PROMPT: Count how many lines hold the string "file". Answer with that number and nothing more.
* Begin *
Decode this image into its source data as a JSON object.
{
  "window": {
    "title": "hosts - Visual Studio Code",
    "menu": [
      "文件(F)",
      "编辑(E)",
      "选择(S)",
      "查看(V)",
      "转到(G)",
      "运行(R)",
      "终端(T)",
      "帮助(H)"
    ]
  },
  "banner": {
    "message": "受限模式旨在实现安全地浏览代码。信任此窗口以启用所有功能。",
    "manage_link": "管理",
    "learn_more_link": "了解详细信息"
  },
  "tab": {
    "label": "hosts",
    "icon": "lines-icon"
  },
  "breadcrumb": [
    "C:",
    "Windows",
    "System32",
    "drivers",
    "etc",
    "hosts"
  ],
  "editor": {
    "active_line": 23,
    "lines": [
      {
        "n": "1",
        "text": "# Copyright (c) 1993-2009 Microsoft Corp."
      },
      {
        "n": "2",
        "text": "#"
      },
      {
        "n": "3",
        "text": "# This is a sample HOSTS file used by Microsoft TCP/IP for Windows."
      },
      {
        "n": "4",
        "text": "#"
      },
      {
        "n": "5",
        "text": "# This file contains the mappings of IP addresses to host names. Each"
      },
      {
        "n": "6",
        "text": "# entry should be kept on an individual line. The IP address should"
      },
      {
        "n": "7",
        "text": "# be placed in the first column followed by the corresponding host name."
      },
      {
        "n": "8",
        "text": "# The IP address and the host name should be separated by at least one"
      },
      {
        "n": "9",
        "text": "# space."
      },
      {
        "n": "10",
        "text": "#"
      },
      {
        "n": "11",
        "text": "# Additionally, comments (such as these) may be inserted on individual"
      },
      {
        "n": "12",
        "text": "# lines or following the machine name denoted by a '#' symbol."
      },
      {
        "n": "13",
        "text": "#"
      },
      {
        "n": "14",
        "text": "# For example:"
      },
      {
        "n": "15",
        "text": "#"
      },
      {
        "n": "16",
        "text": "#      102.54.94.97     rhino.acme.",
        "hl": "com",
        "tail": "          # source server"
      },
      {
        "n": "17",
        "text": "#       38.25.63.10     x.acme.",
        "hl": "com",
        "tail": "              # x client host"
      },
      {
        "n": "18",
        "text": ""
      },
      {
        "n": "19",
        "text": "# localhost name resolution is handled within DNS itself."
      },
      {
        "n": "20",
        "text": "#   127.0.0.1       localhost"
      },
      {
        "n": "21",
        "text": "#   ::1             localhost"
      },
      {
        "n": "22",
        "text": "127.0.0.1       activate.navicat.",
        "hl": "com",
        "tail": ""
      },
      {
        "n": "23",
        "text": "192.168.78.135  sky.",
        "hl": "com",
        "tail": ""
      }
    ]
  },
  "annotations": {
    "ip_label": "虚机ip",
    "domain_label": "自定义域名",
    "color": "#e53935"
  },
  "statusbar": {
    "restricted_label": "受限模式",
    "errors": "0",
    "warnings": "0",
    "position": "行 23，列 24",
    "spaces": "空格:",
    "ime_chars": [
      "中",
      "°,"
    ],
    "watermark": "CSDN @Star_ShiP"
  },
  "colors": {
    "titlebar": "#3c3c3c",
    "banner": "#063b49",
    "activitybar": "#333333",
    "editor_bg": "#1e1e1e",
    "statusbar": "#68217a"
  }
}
* End *
* Begin *
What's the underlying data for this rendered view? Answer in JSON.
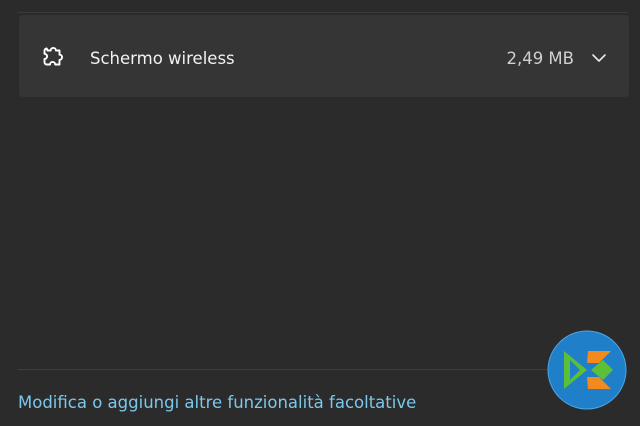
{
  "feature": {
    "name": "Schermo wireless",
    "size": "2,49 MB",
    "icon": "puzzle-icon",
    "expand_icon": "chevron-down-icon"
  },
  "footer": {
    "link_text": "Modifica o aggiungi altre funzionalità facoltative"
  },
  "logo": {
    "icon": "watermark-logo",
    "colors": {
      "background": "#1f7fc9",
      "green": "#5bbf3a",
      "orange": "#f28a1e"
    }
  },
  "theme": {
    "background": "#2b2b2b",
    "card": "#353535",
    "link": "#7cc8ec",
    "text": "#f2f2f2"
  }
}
* End *
* Begin *
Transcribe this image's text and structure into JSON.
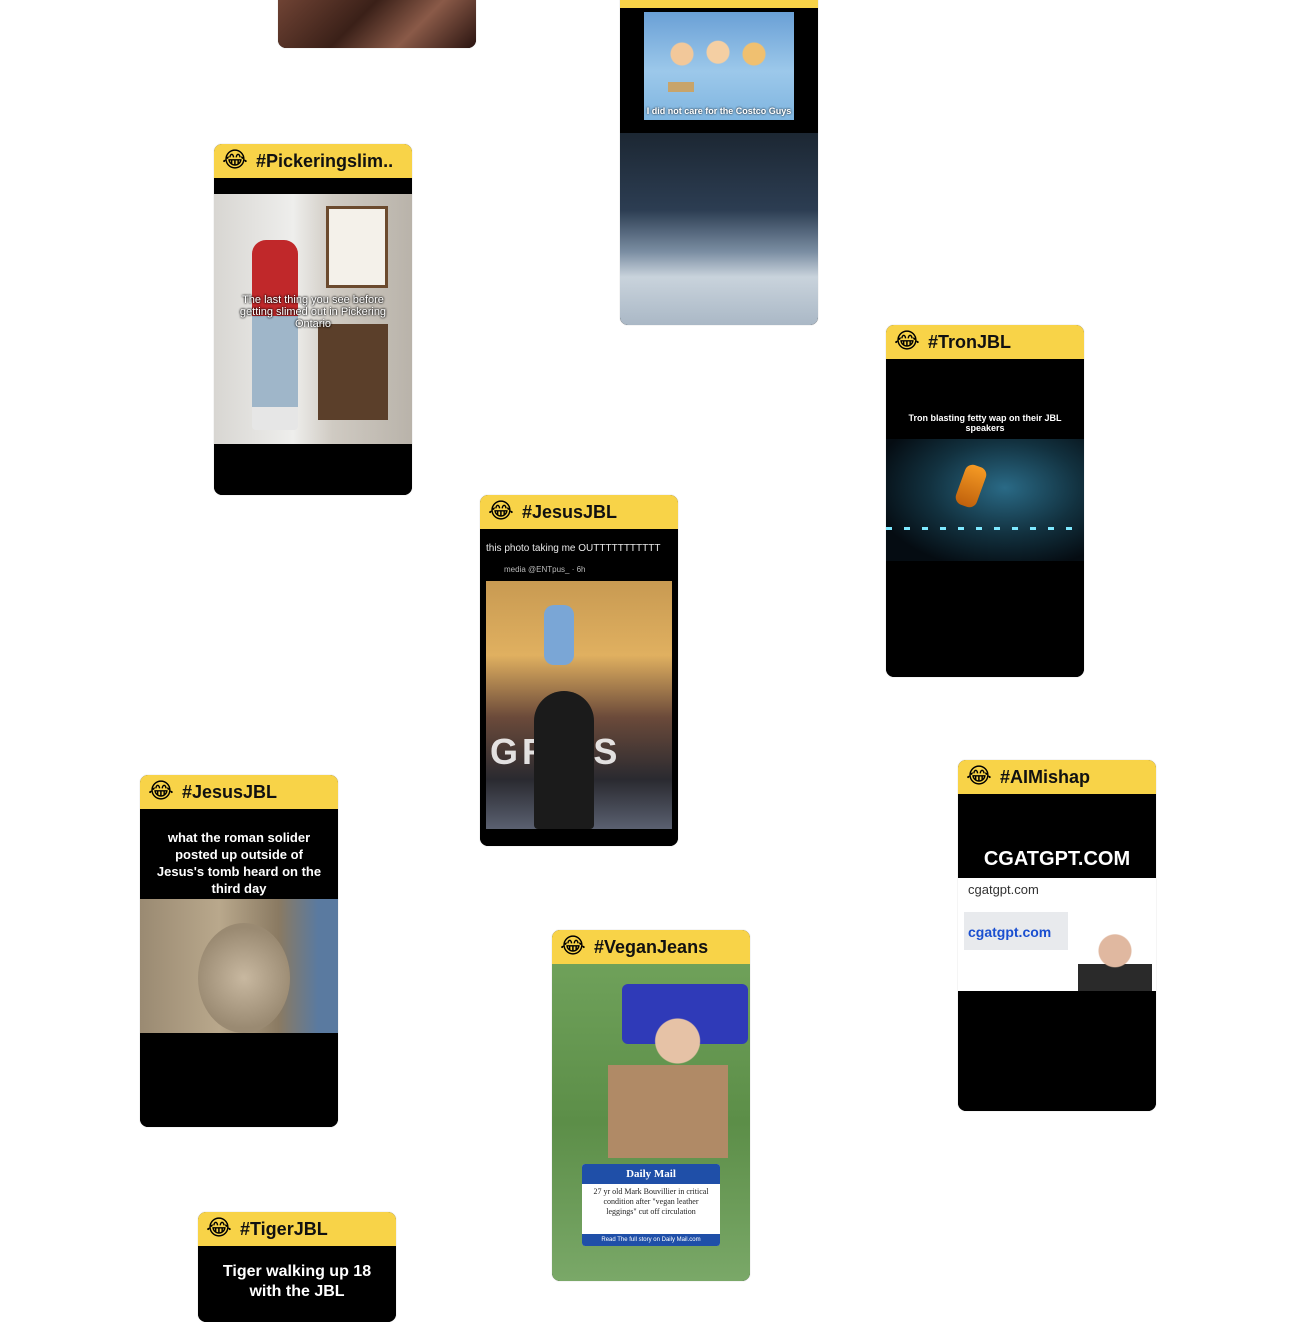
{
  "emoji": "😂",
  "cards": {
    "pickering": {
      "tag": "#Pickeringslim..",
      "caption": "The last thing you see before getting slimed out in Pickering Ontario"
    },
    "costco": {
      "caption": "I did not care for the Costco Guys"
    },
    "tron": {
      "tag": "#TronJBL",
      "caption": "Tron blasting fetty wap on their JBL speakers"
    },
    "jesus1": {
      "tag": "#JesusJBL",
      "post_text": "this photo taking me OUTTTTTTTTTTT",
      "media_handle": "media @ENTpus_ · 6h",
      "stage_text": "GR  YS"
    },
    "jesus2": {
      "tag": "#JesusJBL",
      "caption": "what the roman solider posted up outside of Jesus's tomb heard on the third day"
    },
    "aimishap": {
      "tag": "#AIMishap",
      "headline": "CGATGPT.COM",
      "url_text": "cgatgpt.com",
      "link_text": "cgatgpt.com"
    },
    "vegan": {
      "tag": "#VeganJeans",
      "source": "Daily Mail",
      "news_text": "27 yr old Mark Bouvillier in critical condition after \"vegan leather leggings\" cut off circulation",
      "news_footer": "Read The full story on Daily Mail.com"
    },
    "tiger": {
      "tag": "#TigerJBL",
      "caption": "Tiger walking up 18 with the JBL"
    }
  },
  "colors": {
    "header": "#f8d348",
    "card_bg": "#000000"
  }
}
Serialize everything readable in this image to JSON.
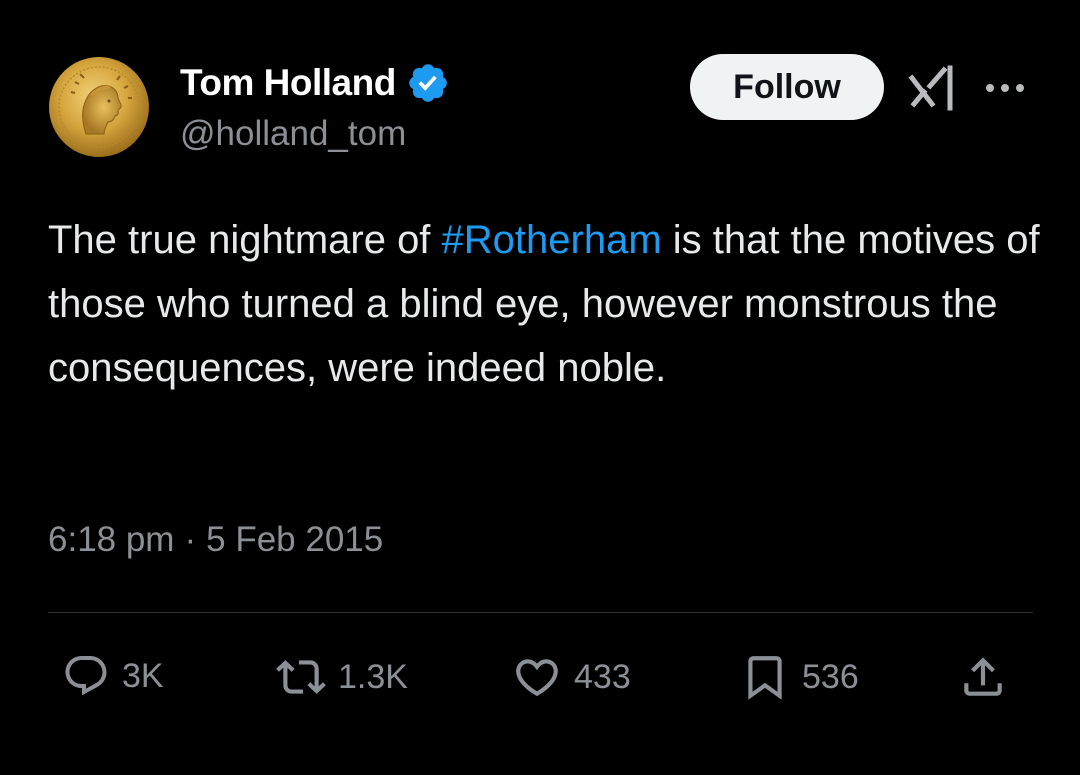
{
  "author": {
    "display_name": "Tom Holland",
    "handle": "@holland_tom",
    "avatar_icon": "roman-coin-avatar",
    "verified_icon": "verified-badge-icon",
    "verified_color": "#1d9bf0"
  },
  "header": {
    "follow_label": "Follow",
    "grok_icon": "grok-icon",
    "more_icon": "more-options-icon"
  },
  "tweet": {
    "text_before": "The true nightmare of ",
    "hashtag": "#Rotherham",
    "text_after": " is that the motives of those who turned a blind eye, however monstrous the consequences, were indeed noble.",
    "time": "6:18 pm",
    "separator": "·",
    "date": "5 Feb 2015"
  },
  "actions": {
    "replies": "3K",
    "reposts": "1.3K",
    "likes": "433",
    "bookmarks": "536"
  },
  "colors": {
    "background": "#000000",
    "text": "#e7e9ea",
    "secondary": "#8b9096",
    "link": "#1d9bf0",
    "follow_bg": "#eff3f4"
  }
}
* End *
SOLUTION TO THIS EXERCISE: 2